SHORT TASK
Go through the listing and return every line with "function" in it.

RECORD SET
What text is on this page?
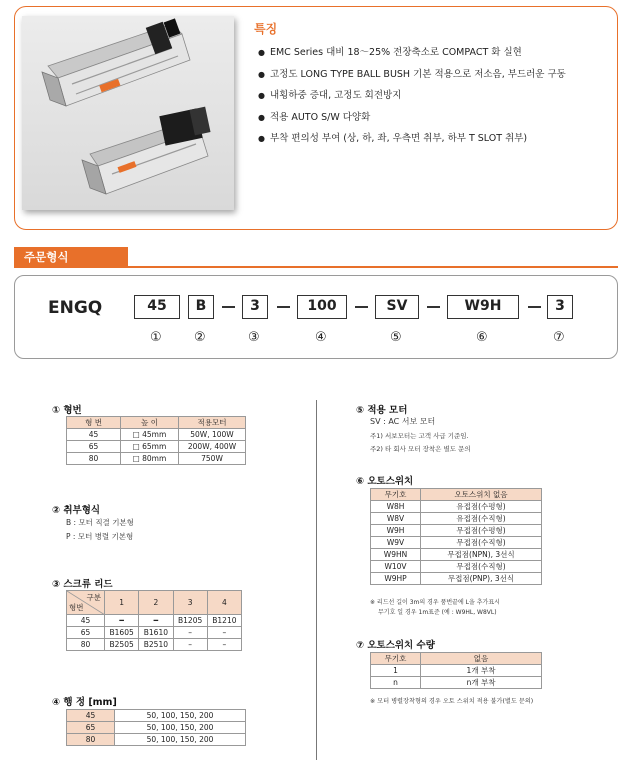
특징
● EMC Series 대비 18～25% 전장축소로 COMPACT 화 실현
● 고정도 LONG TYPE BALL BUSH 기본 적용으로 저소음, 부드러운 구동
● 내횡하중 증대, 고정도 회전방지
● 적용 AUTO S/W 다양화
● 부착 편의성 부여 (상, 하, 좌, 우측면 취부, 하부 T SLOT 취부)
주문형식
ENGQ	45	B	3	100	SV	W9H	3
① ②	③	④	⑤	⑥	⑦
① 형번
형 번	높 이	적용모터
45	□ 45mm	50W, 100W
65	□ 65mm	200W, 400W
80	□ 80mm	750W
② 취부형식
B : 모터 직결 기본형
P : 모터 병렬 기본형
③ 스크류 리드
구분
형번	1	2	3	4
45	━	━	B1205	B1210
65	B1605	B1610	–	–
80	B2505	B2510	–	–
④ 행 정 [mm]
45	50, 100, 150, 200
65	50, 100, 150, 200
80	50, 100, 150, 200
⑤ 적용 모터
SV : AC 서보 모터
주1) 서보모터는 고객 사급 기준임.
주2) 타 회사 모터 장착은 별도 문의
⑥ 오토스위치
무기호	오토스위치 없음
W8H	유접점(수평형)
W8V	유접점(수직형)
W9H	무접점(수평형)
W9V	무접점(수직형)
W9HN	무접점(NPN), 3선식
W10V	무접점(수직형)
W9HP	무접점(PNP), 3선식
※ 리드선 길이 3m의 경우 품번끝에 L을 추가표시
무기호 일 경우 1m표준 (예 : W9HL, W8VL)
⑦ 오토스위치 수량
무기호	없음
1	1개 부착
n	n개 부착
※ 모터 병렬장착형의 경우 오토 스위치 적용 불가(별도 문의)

...

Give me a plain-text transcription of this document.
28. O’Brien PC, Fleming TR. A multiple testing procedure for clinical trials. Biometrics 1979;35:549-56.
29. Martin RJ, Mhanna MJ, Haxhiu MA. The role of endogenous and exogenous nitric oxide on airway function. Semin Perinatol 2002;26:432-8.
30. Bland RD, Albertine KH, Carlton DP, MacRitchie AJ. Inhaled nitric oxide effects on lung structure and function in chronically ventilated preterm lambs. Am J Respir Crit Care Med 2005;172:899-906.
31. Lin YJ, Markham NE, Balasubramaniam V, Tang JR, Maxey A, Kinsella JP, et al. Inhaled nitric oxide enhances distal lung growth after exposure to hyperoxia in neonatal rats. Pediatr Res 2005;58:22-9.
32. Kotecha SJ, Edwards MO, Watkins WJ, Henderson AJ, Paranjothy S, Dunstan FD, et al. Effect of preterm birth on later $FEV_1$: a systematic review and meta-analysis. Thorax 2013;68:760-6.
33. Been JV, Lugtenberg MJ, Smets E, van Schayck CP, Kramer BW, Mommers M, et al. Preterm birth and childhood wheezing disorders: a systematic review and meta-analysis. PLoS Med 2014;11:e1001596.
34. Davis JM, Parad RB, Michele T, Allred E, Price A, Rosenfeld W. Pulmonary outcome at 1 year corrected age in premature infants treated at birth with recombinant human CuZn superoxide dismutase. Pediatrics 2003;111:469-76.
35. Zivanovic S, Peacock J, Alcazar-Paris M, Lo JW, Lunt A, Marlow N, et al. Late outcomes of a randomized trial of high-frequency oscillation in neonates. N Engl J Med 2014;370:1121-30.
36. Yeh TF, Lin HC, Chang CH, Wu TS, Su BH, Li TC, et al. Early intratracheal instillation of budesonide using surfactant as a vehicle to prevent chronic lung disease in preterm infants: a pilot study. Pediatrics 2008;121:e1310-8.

EXERCISE RESULT
29. Martin RJ, Mhanna MJ, Haxhiu MA. The role of endogenous and exogenous nitric oxide on airway function. Semin Perinatol 2002;26:432-8.
30. Bland RD, Albertine KH, Carlton DP, MacRitchie AJ. Inhaled nitric oxide effects on lung structure and function in chronically ventilated preterm lambs. Am J Respir Crit Care Med 2005;172:899-906.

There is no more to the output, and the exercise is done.